## EXERCISE GOAL
Identify the lines that contain the string "politiku", then copy each of them.

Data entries
'''
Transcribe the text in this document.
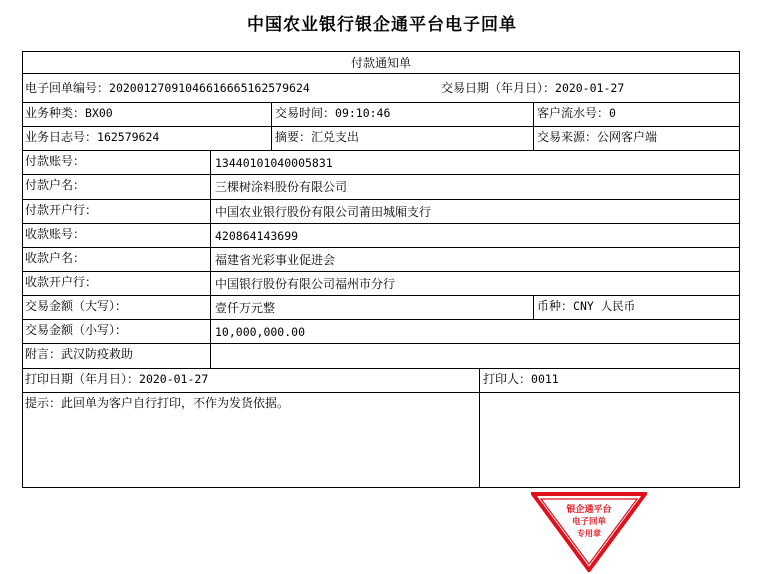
中国农业银行银企通平台电子回单
付款通知单
电子回单编号：20200127091046616665162579624	交易日期（年月日）：2020-01-27
业务种类：BX00	交易时间：09:10:46	客户流水号：0
业务日志号：162579624	摘要：汇兑支出	交易来源：公网客户端
付款账号：	13440101040005831
付款户名：	三棵树涂料股份有限公司
付款开户行：	中国农业银行股份有限公司莆田城厢支行
收款账号：	420864143699
收款户名：	福建省光彩事业促进会
收款开户行：	中国银行股份有限公司福州市分行
交易金额（大写）：	壹仟万元整	币种：CNY 人民币
交易金额（小写）：	10,000,000.00
附言：武汉防疫救助
打印日期（年月日）：2020-01-27	打印人：0011
提示：此回单为客户自行打印，不作为发货依据。
银企通平台
电子回单
专用章
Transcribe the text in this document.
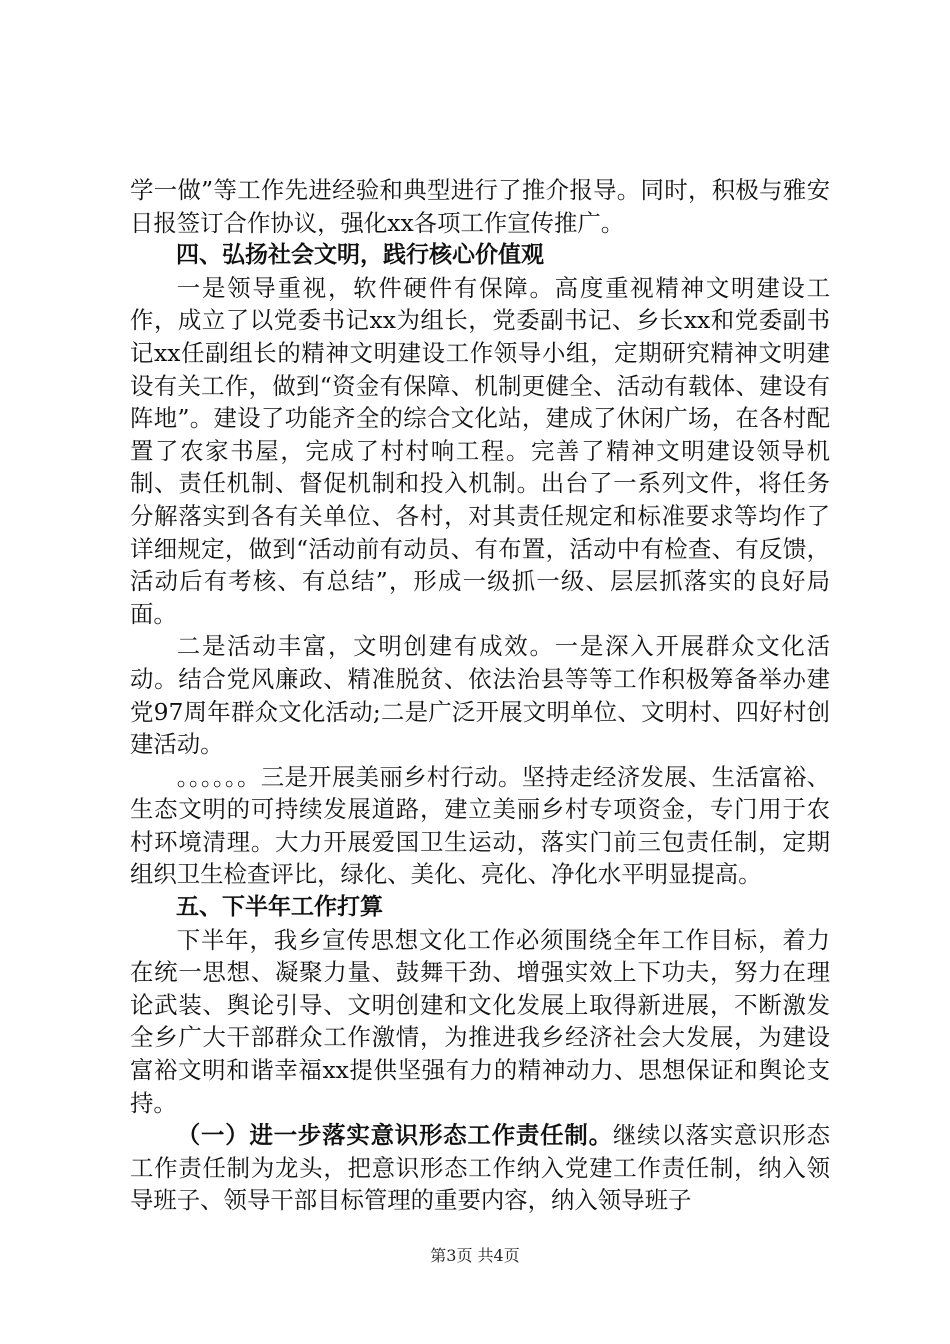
学一做”等工作先进经验和典型进行了推介报导。同时，积极与雅安日报签订合作协议，强化xx各项工作宣传推广。

四、弘扬社会文明，践行核心价值观

一是领导重视，软件硬件有保障。高度重视精神文明建设工作，成立了以党委书记xx为组长，党委副书记、乡长xx和党委副书记xx任副组长的精神文明建设工作领导小组，定期研究精神文明建设有关工作，做到“资金有保障、机制更健全、活动有载体、建设有阵地”。建设了功能齐全的综合文化站，建成了休闲广场，在各村配置了农家书屋，完成了村村响工程。完善了精神文明建设领导机制、责任机制、督促机制和投入机制。出台了一系列文件，将任务分解落实到各有关单位、各村，对其责任规定和标准要求等均作了详细规定，做到“活动前有动员、有布置，活动中有检查、有反馈，活动后有考核、有总结”，形成一级抓一级、层层抓落实的良好局面。

二是活动丰富，文明创建有成效。一是深入开展群众文化活动。结合党风廉政、精准脱贫、依法治县等等工作积极筹备举办建党97周年群众文化活动;二是广泛开展文明单位、文明村、四好村创建活动。

。。。。。。三是开展美丽乡村行动。坚持走经济发展、生活富裕、生态文明的可持续发展道路，建立美丽乡村专项资金，专门用于农村环境清理。大力开展爱国卫生运动，落实门前三包责任制，定期组织卫生检查评比，绿化、美化、亮化、净化水平明显提高。

五、下半年工作打算

下半年，我乡宣传思想文化工作必须围绕全年工作目标，着力在统一思想、凝聚力量、鼓舞干劲、增强实效上下功夫，努力在理论武装、舆论引导、文明创建和文化发展上取得新进展，不断激发全乡广大干部群众工作激情，为推进我乡经济社会大发展，为建设富裕文明和谐幸福xx提供坚强有力的精神动力、思想保证和舆论支持。

（一）进一步落实意识形态工作责任制。继续以落实意识形态工作责任制为龙头，把意识形态工作纳入党建工作责任制，纳入领导班子、领导干部目标管理的重要内容，纳入领导班子

第3页 共4页
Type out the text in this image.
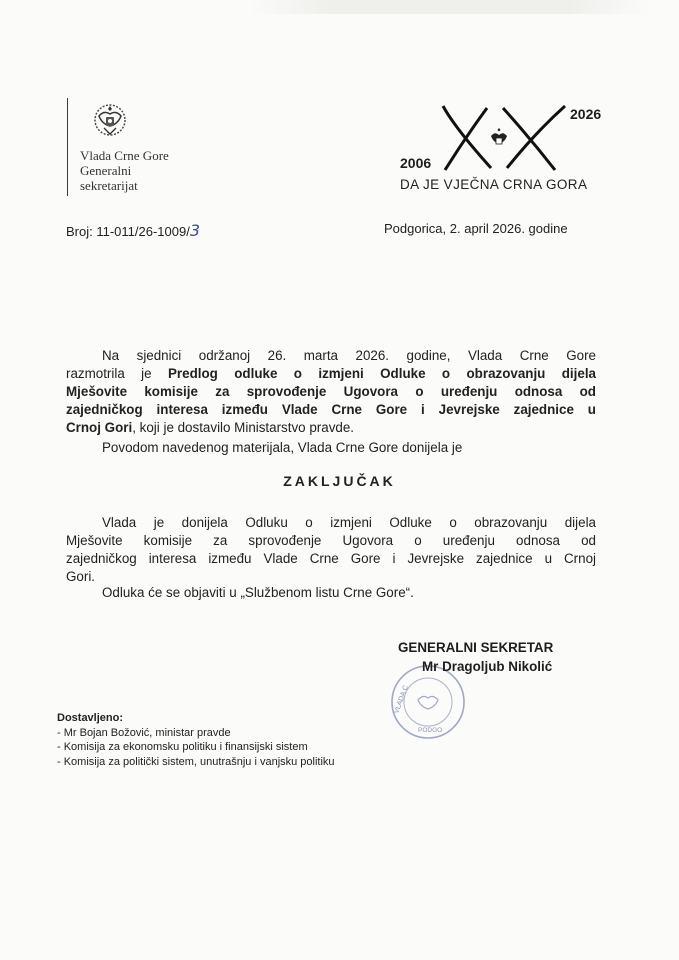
Vlada Crne Gore
Generalni
sekretarijat
2026
2006
DA JE VJEČNA CRNA GORA
Broj: 11-011/26-1009/3	Podgorica, 2. april 2026. godine
Na sjednici održanoj 26. marta 2026. godine, Vlada Crne Gore
razmotrila je Predlog odluke o izmjeni Odluke o obrazovanju dijela
Mješovite komisije za sprovođenje Ugovora o uređenju odnosa od
zajedničkog interesa između Vlade Crne Gore i Jevrejske zajednice u
Crnoj Gori, koji je dostavilo Ministarstvo pravde.
Povodom navedenog materijala, Vlada Crne Gore donijela je
ZAKLJUČAK
Vlada je donijela Odluku o izmjeni Odluke o obrazovanju dijela
Mješovite komisije za sprovođenje Ugovora o uređenju odnosa od
zajedničkog interesa između Vlade Crne Gore i Jevrejske zajednice u Crnoj
Gori.
Odluka će se objaviti u „Službenom listu Crne Gore“.
VLADA C
PODGO
GENERALNI SEKRETAR
Mr Dragoljub Nikolić
Dostavljeno:
- Mr Bojan Božović, ministar pravde
- Komisija za ekonomsku politiku i finansijski sistem
- Komisija za politički sistem, unutrašnju i vanjsku politiku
'''
## SOLVED EXERCISE
- Komisija za ekonomsku politiku i finansijski sistem
- Komisija za politički sistem, unutrašnju i vanjsku politiku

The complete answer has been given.